Extracted records -
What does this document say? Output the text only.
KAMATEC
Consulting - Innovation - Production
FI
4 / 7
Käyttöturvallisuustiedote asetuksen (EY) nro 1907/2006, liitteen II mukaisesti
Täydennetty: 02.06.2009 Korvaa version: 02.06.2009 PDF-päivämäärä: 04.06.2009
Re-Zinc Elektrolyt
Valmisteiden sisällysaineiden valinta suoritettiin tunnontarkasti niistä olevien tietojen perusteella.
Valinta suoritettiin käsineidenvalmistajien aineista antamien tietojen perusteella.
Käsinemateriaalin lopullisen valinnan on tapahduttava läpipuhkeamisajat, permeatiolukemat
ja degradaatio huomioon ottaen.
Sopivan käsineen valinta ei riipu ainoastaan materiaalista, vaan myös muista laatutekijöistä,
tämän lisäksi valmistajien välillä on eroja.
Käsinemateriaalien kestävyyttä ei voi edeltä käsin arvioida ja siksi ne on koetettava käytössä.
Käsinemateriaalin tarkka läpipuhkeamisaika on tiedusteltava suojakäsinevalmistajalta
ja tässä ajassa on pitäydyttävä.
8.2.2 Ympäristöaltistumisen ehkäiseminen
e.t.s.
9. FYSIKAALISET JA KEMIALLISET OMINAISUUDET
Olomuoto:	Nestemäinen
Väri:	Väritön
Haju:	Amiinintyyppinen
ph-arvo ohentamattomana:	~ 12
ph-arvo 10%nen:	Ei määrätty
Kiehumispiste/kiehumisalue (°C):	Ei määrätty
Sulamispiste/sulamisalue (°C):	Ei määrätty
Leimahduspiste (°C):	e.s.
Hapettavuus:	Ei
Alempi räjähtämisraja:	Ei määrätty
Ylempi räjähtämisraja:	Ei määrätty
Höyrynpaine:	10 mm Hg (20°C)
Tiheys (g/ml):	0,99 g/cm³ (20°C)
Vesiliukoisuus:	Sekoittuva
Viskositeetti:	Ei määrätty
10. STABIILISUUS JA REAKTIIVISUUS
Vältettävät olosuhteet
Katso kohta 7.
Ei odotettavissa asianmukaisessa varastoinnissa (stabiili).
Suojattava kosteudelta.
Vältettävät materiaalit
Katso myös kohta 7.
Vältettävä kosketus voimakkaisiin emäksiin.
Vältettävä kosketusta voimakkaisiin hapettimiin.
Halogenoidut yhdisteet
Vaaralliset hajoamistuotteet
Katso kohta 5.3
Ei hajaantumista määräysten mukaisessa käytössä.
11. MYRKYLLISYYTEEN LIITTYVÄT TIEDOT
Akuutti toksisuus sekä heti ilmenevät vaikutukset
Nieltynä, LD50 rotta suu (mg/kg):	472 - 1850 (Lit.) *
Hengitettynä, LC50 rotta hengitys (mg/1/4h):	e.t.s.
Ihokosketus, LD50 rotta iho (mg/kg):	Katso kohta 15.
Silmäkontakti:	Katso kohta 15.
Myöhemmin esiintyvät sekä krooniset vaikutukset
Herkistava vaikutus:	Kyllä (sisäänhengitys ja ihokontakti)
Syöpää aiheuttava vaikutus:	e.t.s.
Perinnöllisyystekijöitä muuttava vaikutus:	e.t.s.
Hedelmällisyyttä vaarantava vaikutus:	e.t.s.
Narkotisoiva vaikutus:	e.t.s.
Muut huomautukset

Exercise requirements - Extract each entry in full and write it down exactly.

Solution to this exercise -
What does this document say? Output the text only.
KAMATEC
Consulting - Innovation - Production
FI
4 / 7
Käyttöturvallisuustiedote asetuksen (EY) nro 1907/2006, liitteen II mukaisesti
Täydennetty: 02.06.2009 Korvaa version: 02.06.2009 PDF-päivämäärä: 04.06.2009
Re-Zinc Elektrolyt
Valmisteiden sisällysaineiden valinta suoritettiin tunnontarkasti niistä olevien tietojen perusteella.
Valinta suoritettiin käsineidenvalmistajien aineista antamien tietojen perusteella.
Käsinemateriaalin lopullisen valinnan on tapahduttava läpipuhkeamisajat, permeatiolukemat
ja degradaatio huomioon ottaen.
Sopivan käsineen valinta ei riipu ainoastaan materiaalista, vaan myös muista laatutekijöistä,
tämän lisäksi valmistajien välillä on eroja.
Käsinemateriaalien kestävyyttä ei voi edeltä käsin arvioida ja siksi ne on koetettava käytössä.
Käsinemateriaalin tarkka läpipuhkeamisaika on tiedusteltava suojakäsinevalmistajalta
ja tässä ajassa on pitäydyttävä.
8.2.2 Ympäristöaltistumisen ehkäiseminen
e.t.s.
9. FYSIKAALISET JA KEMIALLISET OMINAISUUDET
Olomuoto:	Nestemäinen
Väri:	Väritön
Haju:	Amiinintyyppinen
ph-arvo ohentamattomana:	~ 12
ph-arvo 10%nen:	Ei määrätty
Kiehumispiste/kiehumisalue (°C):	Ei määrätty
Sulamispiste/sulamisalue (°C):	Ei määrätty
Leimahduspiste (°C):	e.s.
Hapettavuus:	Ei
Alempi räjähtämisraja:	Ei määrätty
Ylempi räjähtämisraja:	Ei määrätty
Höyrynpaine:	10 mm Hg (20°C)
Tiheys (g/ml):	0,99 g/cm³ (20°C)
Vesiliukoisuus:	Sekoittuva
Viskositeetti:	Ei määrätty
10. STABIILISUUS JA REAKTIIVISUUS
Vältettävät olosuhteet
Katso kohta 7.
Ei odotettavissa asianmukaisessa varastoinnissa (stabiili).
Suojattava kosteudelta.
Vältettävät materiaalit
Katso myös kohta 7.
Vältettävä kosketus voimakkaisiin emäksiin.
Vältettävä kosketusta voimakkaisiin hapettimiin.
Halogenoidut yhdisteet
Vaaralliset hajoamistuotteet
Katso kohta 5.3
Ei hajaantumista määräysten mukaisessa käytössä.
11. MYRKYLLISYYTEEN LIITTYVÄT TIEDOT
Akuutti toksisuus sekä heti ilmenevät vaikutukset
Nieltynä, LD50 rotta suu (mg/kg):	472 - 1850 (Lit.) *
Hengitettynä, LC50 rotta hengitys (mg/1/4h):	e.t.s.
Ihokosketus, LD50 rotta iho (mg/kg):	Katso kohta 15.
Silmäkontakti:	Katso kohta 15.
Myöhemmin esiintyvät sekä krooniset vaikutukset
Herkistava vaikutus:	Kyllä (sisäänhengitys ja ihokontakti)
Syöpää aiheuttava vaikutus:	e.t.s.
Perinnöllisyystekijöitä muuttava vaikutus:	e.t.s.
Hedelmällisyyttä vaarantava vaikutus:	e.t.s.
Narkotisoiva vaikutus:	e.t.s.
Muut huomautukset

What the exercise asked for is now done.